* [Do this]
Reproduce every line of the records below verbatim, but leave out the picture.

========================================

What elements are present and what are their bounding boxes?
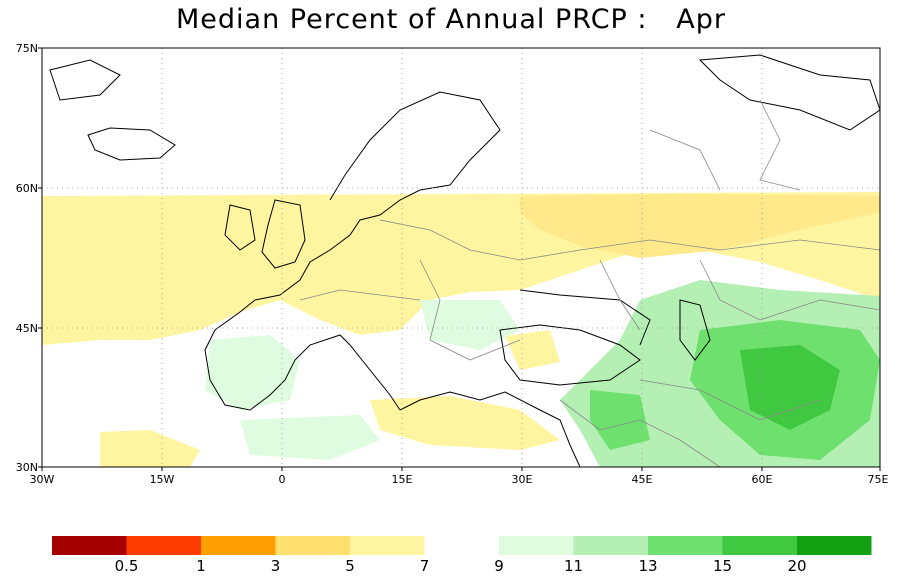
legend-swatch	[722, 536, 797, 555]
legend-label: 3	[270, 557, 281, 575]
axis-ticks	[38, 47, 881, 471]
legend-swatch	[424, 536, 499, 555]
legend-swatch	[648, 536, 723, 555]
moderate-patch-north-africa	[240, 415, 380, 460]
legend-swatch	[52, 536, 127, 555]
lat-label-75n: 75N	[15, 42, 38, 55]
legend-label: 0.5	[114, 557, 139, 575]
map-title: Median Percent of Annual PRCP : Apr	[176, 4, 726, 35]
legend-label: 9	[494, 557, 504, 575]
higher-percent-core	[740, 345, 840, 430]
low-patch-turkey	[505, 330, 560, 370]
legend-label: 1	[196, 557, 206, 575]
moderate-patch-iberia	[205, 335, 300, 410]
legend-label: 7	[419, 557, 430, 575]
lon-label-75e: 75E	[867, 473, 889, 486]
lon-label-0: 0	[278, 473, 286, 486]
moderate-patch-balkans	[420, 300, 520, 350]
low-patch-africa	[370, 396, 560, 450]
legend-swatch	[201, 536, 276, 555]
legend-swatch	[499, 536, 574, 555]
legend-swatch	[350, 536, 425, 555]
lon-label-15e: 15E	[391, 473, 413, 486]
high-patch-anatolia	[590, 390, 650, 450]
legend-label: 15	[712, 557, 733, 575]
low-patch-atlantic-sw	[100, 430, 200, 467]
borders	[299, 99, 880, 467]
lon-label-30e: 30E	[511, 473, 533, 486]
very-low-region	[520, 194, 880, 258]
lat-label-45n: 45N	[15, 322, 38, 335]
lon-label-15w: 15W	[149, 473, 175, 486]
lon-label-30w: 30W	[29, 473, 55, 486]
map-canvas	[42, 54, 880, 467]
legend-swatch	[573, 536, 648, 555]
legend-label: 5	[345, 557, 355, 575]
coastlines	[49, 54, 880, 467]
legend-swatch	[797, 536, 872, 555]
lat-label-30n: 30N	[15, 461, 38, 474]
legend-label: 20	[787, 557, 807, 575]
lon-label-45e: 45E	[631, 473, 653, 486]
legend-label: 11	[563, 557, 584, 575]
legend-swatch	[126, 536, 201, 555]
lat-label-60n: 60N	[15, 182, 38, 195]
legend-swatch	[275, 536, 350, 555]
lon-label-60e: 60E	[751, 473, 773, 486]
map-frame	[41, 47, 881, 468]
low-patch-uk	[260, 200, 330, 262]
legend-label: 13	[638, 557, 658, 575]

========================================

* [Answer to the problem]
What elements are present and what are their bounding boxes?
legend-swatch	[722, 536, 797, 555]
legend-label: 3	[270, 557, 281, 575]
axis-ticks	[38, 47, 881, 471]
legend-swatch	[424, 536, 499, 555]
legend-swatch	[648, 536, 723, 555]
moderate-patch-north-africa	[240, 415, 380, 460]
legend-swatch	[52, 536, 127, 555]
lat-label-75n: 75N	[15, 42, 38, 55]
legend-label: 0.5	[114, 557, 139, 575]
map-title: Median Percent of Annual PRCP : Apr	[176, 4, 726, 35]
legend-label: 9	[494, 557, 504, 575]
higher-percent-core	[740, 345, 840, 430]
low-patch-turkey	[505, 330, 560, 370]
legend-label: 1	[196, 557, 206, 575]
moderate-patch-iberia	[205, 335, 300, 410]
legend-label: 7	[419, 557, 430, 575]
lon-label-75e: 75E	[867, 473, 889, 486]
lon-label-0: 0	[278, 473, 286, 486]
moderate-patch-balkans	[420, 300, 520, 350]
low-patch-africa	[370, 396, 560, 450]
legend-swatch	[201, 536, 276, 555]
legend-swatch	[499, 536, 574, 555]
legend-swatch	[350, 536, 425, 555]
lon-label-15e: 15E	[391, 473, 413, 486]
high-patch-anatolia	[590, 390, 650, 450]
legend-label: 15	[712, 557, 733, 575]
low-patch-atlantic-sw	[100, 430, 200, 467]
borders	[299, 99, 880, 467]
lon-label-30e: 30E	[511, 473, 533, 486]
very-low-region	[520, 194, 880, 258]
lat-label-45n: 45N	[15, 322, 38, 335]
lon-label-15w: 15W	[149, 473, 175, 486]
lon-label-30w: 30W	[29, 473, 55, 486]
map-canvas	[42, 54, 880, 467]
legend-swatch	[573, 536, 648, 555]
legend-label: 5	[345, 557, 355, 575]
coastlines	[49, 54, 880, 467]
legend-swatch	[797, 536, 872, 555]
lat-label-30n: 30N	[15, 461, 38, 474]
legend-label: 20	[787, 557, 807, 575]
lon-label-45e: 45E	[631, 473, 653, 486]
legend-label: 11	[563, 557, 584, 575]
legend-swatch	[126, 536, 201, 555]
lat-label-60n: 60N	[15, 182, 38, 195]
legend-swatch	[275, 536, 350, 555]
lon-label-60e: 60E	[751, 473, 773, 486]
map-frame	[41, 47, 881, 468]
low-patch-uk	[260, 200, 330, 262]
legend-label: 13	[638, 557, 658, 575]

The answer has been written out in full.